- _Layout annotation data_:
• • • • •

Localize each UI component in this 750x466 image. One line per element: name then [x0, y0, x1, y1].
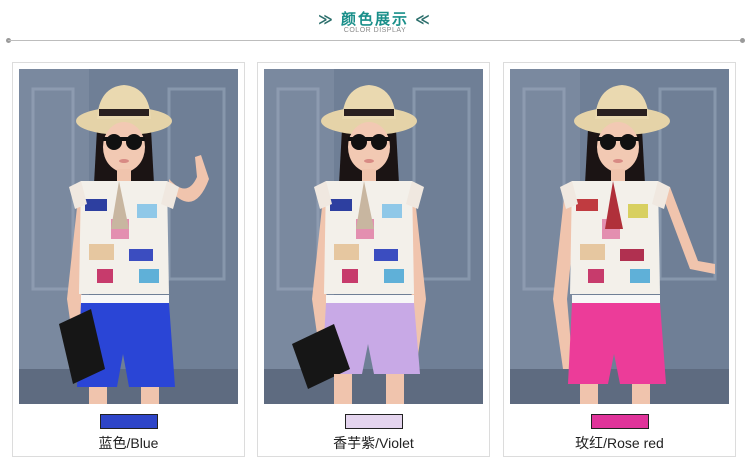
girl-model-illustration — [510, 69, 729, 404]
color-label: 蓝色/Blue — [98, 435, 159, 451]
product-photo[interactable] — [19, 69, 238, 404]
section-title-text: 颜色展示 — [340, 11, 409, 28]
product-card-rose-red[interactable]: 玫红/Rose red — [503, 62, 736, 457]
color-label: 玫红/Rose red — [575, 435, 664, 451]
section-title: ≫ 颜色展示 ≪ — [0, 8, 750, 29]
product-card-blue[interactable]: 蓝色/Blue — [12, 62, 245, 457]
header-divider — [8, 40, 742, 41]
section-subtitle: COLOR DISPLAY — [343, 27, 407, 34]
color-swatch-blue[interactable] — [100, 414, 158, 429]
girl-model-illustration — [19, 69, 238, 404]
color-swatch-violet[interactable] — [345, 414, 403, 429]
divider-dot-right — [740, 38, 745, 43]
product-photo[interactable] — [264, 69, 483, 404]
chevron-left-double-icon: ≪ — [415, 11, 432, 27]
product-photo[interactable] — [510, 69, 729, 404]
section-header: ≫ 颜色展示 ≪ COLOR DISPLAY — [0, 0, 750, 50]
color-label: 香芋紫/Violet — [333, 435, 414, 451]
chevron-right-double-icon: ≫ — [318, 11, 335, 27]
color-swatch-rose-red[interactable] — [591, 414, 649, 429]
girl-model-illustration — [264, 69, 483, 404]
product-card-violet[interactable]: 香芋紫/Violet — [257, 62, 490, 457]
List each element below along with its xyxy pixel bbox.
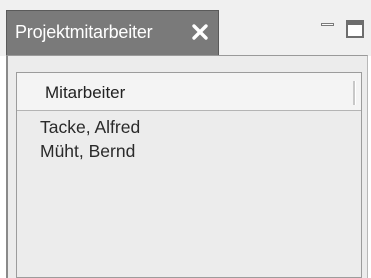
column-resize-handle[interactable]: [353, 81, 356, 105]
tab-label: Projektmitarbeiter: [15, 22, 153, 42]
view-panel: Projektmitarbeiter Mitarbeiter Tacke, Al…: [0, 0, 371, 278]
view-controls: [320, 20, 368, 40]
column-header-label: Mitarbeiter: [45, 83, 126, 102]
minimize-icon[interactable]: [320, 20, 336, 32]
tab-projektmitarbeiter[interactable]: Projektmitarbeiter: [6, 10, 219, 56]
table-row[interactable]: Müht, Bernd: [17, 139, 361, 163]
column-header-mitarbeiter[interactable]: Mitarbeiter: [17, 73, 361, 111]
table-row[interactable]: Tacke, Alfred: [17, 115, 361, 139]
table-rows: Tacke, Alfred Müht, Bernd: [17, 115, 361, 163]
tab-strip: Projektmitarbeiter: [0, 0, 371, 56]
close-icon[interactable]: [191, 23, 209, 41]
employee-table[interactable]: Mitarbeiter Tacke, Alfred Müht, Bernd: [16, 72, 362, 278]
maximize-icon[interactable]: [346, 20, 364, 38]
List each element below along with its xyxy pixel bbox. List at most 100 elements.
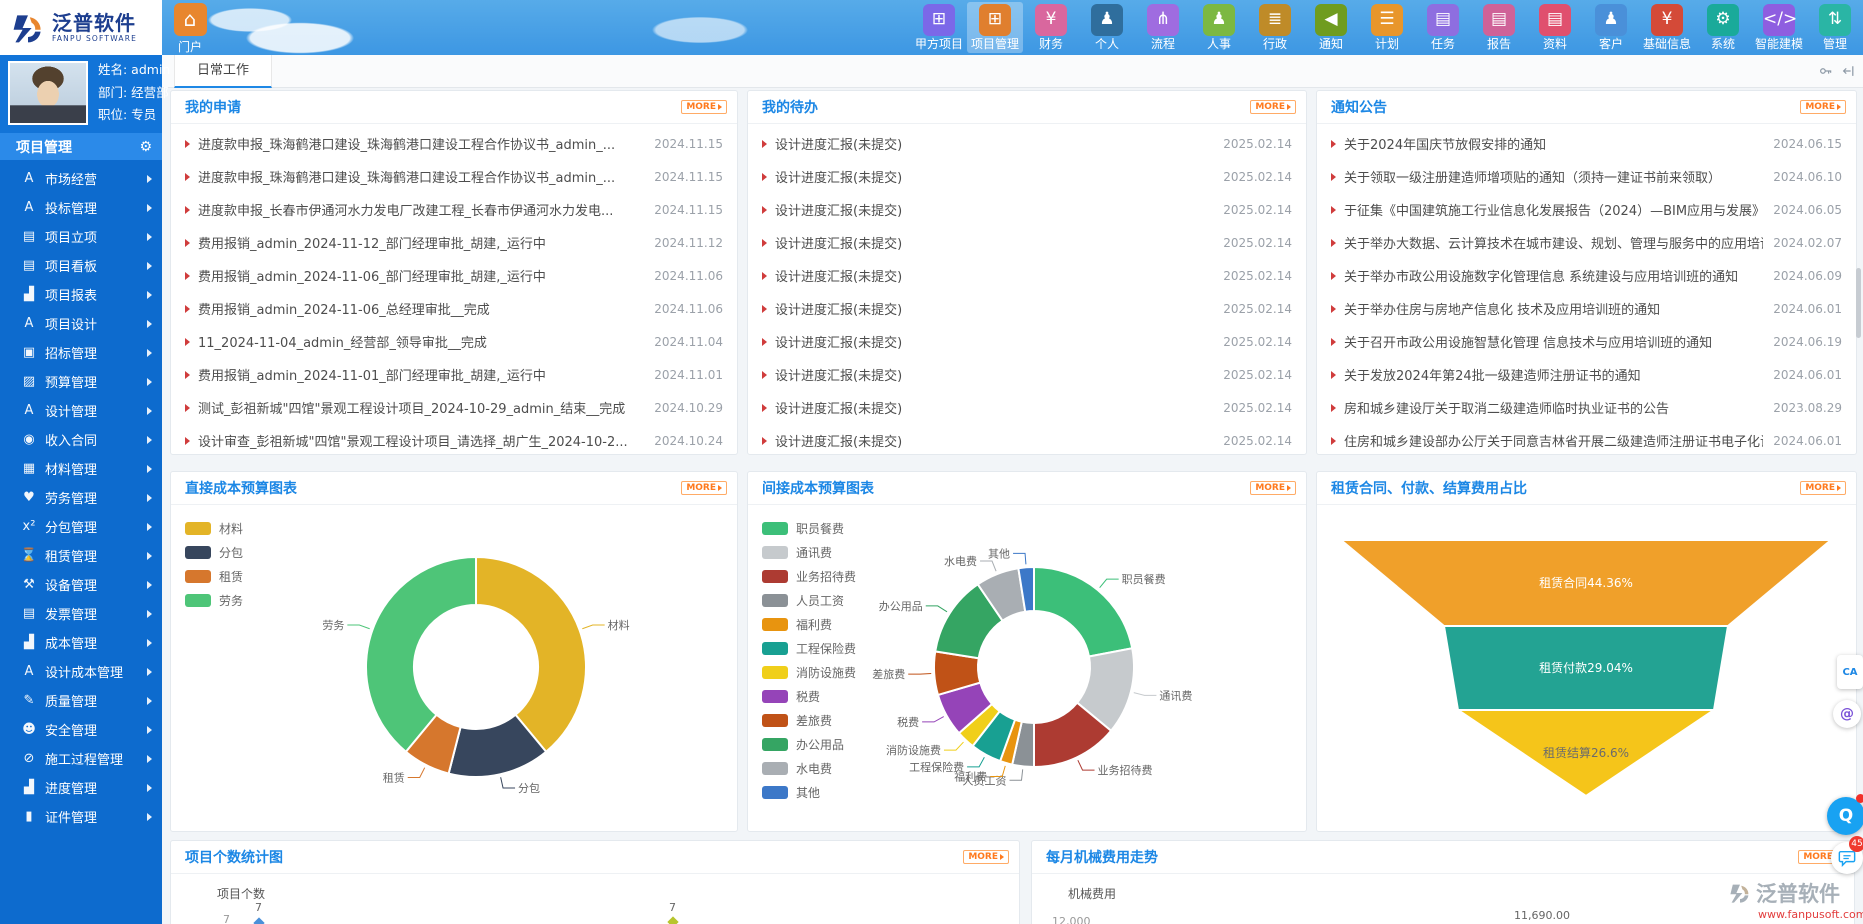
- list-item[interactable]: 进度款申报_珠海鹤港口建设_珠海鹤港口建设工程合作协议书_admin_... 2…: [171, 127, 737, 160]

• • • • •

- _Task statement_:
Duplicate all of the data above line for line, leaving out the pictures.

- _Exercise solution_:
Localize each UI component in this 750x466 image. One line per element: name then [x0, y0, x1, y1].
girl-model-illustration — [510, 69, 729, 404]
color-label: 蓝色/Blue — [98, 435, 159, 451]
product-photo[interactable] — [19, 69, 238, 404]
section-title-text: 颜色展示 — [340, 11, 409, 28]
product-card-rose-red[interactable]: 玫红/Rose red — [503, 62, 736, 457]
color-label: 玫红/Rose red — [575, 435, 664, 451]
section-title: ≫ 颜色展示 ≪ — [0, 8, 750, 29]
product-card-blue[interactable]: 蓝色/Blue — [12, 62, 245, 457]
header-divider — [8, 40, 742, 41]
section-subtitle: COLOR DISPLAY — [343, 27, 407, 34]
color-swatch-blue[interactable] — [100, 414, 158, 429]
girl-model-illustration — [19, 69, 238, 404]
color-swatch-violet[interactable] — [345, 414, 403, 429]
divider-dot-right — [740, 38, 745, 43]
product-photo[interactable] — [264, 69, 483, 404]
chevron-left-double-icon: ≪ — [415, 11, 432, 27]
product-photo[interactable] — [510, 69, 729, 404]
section-header: ≫ 颜色展示 ≪ COLOR DISPLAY — [0, 0, 750, 50]
color-label: 香芋紫/Violet — [333, 435, 414, 451]
chevron-right-double-icon: ≫ — [318, 11, 335, 27]
color-swatch-rose-red[interactable] — [591, 414, 649, 429]
girl-model-illustration — [264, 69, 483, 404]
product-card-violet[interactable]: 香芋紫/Violet — [257, 62, 490, 457]
List each element below along with its xyxy pixel bbox.
column-resize-handle[interactable]: [353, 81, 356, 105]
tab-label: Projektmitarbeiter: [15, 22, 153, 42]
view-panel: Projektmitarbeiter Mitarbeiter Tacke, Al…: [0, 0, 371, 278]
view-controls: [320, 20, 368, 40]
column-header-label: Mitarbeiter: [45, 83, 126, 102]
minimize-icon[interactable]: [320, 20, 336, 32]
tab-projektmitarbeiter[interactable]: Projektmitarbeiter: [6, 10, 219, 56]
table-row[interactable]: Müht, Bernd: [17, 139, 361, 163]
column-header-mitarbeiter[interactable]: Mitarbeiter: [17, 73, 361, 111]
table-row[interactable]: Tacke, Alfred: [17, 115, 361, 139]
table-rows: Tacke, Alfred Müht, Bernd: [17, 115, 361, 163]
tab-strip: Projektmitarbeiter: [0, 0, 371, 56]
close-icon[interactable]: [191, 23, 209, 41]
employee-table[interactable]: Mitarbeiter Tacke, Alfred Müht, Bernd: [16, 72, 362, 278]
maximize-icon[interactable]: [346, 20, 364, 38]
List each element below along with its xyxy pixel bbox. List at most 100 elements.
- list-item[interactable]: 进度款申报_珠海鹤港口建设_珠海鹤港口建设工程合作协议书_admin_... 2…: [171, 127, 737, 160]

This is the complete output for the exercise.